■ Written exercise
Produce a verbatim copy of the entries listed below.

■ Records supplied
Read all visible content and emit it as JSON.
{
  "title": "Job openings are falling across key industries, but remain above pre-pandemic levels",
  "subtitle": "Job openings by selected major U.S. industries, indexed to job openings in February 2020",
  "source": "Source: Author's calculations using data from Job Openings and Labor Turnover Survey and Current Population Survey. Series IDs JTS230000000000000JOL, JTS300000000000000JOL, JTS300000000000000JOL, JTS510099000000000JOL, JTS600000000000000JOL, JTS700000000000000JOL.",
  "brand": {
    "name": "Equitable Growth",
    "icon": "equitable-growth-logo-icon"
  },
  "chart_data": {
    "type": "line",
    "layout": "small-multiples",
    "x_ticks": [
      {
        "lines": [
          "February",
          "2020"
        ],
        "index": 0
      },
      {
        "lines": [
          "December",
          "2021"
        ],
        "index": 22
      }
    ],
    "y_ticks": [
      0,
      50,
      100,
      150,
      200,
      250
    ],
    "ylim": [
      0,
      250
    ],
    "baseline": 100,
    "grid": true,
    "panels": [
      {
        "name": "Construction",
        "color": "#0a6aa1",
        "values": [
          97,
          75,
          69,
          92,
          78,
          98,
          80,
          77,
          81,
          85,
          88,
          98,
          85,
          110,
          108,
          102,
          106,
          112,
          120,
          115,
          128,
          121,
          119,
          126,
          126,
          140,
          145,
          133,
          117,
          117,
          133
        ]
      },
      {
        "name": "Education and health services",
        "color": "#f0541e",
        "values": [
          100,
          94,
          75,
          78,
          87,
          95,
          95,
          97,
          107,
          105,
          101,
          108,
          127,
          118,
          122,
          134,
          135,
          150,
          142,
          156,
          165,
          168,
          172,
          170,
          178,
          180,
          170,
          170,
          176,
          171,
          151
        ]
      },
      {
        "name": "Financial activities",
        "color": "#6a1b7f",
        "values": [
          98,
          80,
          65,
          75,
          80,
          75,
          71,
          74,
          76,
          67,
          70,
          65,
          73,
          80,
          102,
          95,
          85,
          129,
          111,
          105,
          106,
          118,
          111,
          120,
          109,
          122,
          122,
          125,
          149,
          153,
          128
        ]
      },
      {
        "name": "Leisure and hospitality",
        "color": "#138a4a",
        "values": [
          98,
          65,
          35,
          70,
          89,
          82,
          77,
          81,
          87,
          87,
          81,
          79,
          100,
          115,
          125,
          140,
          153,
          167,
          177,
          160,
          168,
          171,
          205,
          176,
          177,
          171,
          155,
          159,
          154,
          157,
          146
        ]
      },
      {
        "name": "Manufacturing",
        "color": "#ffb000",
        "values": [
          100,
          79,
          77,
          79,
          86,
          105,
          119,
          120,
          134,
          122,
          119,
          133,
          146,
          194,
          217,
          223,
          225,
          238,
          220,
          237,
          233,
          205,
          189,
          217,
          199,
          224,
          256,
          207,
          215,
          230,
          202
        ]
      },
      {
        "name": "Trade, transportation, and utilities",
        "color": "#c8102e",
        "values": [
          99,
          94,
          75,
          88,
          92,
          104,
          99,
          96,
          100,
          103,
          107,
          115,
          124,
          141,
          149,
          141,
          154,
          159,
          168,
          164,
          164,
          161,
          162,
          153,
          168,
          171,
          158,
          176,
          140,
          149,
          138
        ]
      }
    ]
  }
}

■ Task answer
Read all visible content and emit it as JSON.
{
  "title": "Job openings are falling across key industries, but remain above pre-pandemic levels",
  "subtitle": "Job openings by selected major U.S. industries, indexed to job openings in February 2020",
  "source": "Source: Author's calculations using data from Job Openings and Labor Turnover Survey and Current Population Survey. Series IDs JTS230000000000000JOL, JTS300000000000000JOL, JTS300000000000000JOL, JTS510099000000000JOL, JTS600000000000000JOL, JTS700000000000000JOL.",
  "brand": {
    "name": "Equitable Growth",
    "icon": "equitable-growth-logo-icon"
  },
  "chart_data": {
    "type": "line",
    "layout": "small-multiples",
    "x_ticks": [
      {
        "lines": [
          "February",
          "2020"
        ],
        "index": 0
      },
      {
        "lines": [
          "December",
          "2021"
        ],
        "index": 22
      }
    ],
    "y_ticks": [
      0,
      50,
      100,
      150,
      200,
      250
    ],
    "ylim": [
      0,
      250
    ],
    "baseline": 100,
    "grid": true,
    "panels": [
      {
        "name": "Construction",
        "color": "#0a6aa1",
        "values": [
          97,
          75,
          69,
          92,
          78,
          98,
          80,
          77,
          81,
          85,
          88,
          98,
          85,
          110,
          108,
          102,
          106,
          112,
          120,
          115,
          128,
          121,
          119,
          126,
          126,
          140,
          145,
          133,
          117,
          117,
          133
        ]
      },
      {
        "name": "Education and health services",
        "color": "#f0541e",
        "values": [
          100,
          94,
          75,
          78,
          87,
          95,
          95,
          97,
          107,
          105,
          101,
          108,
          127,
          118,
          122,
          134,
          135,
          150,
          142,
          156,
          165,
          168,
          172,
          170,
          178,
          180,
          170,
          170,
          176,
          171,
          151
        ]
      },
      {
        "name": "Financial activities",
        "color": "#6a1b7f",
        "values": [
          98,
          80,
          65,
          75,
          80,
          75,
          71,
          74,
          76,
          67,
          70,
          65,
          73,
          80,
          102,
          95,
          85,
          129,
          111,
          105,
          106,
          118,
          111,
          120,
          109,
          122,
          122,
          125,
          149,
          153,
          128
        ]
      },
      {
        "name": "Leisure and hospitality",
        "color": "#138a4a",
        "values": [
          98,
          65,
          35,
          70,
          89,
          82,
          77,
          81,
          87,
          87,
          81,
          79,
          100,
          115,
          125,
          140,
          153,
          167,
          177,
          160,
          168,
          171,
          205,
          176,
          177,
          171,
          155,
          159,
          154,
          157,
          146
        ]
      },
      {
        "name": "Manufacturing",
        "color": "#ffb000",
        "values": [
          100,
          79,
          77,
          79,
          86,
          105,
          119,
          120,
          134,
          122,
          119,
          133,
          146,
          194,
          217,
          223,
          225,
          238,
          220,
          237,
          233,
          205,
          189,
          217,
          199,
          224,
          256,
          207,
          215,
          230,
          202
        ]
      },
      {
        "name": "Trade, transportation, and utilities",
        "color": "#c8102e",
        "values": [
          99,
          94,
          75,
          88,
          92,
          104,
          99,
          96,
          100,
          103,
          107,
          115,
          124,
          141,
          149,
          141,
          154,
          159,
          168,
          164,
          164,
          161,
          162,
          153,
          168,
          171,
          158,
          176,
          140,
          149,
          138
        ]
      }
    ]
  }
}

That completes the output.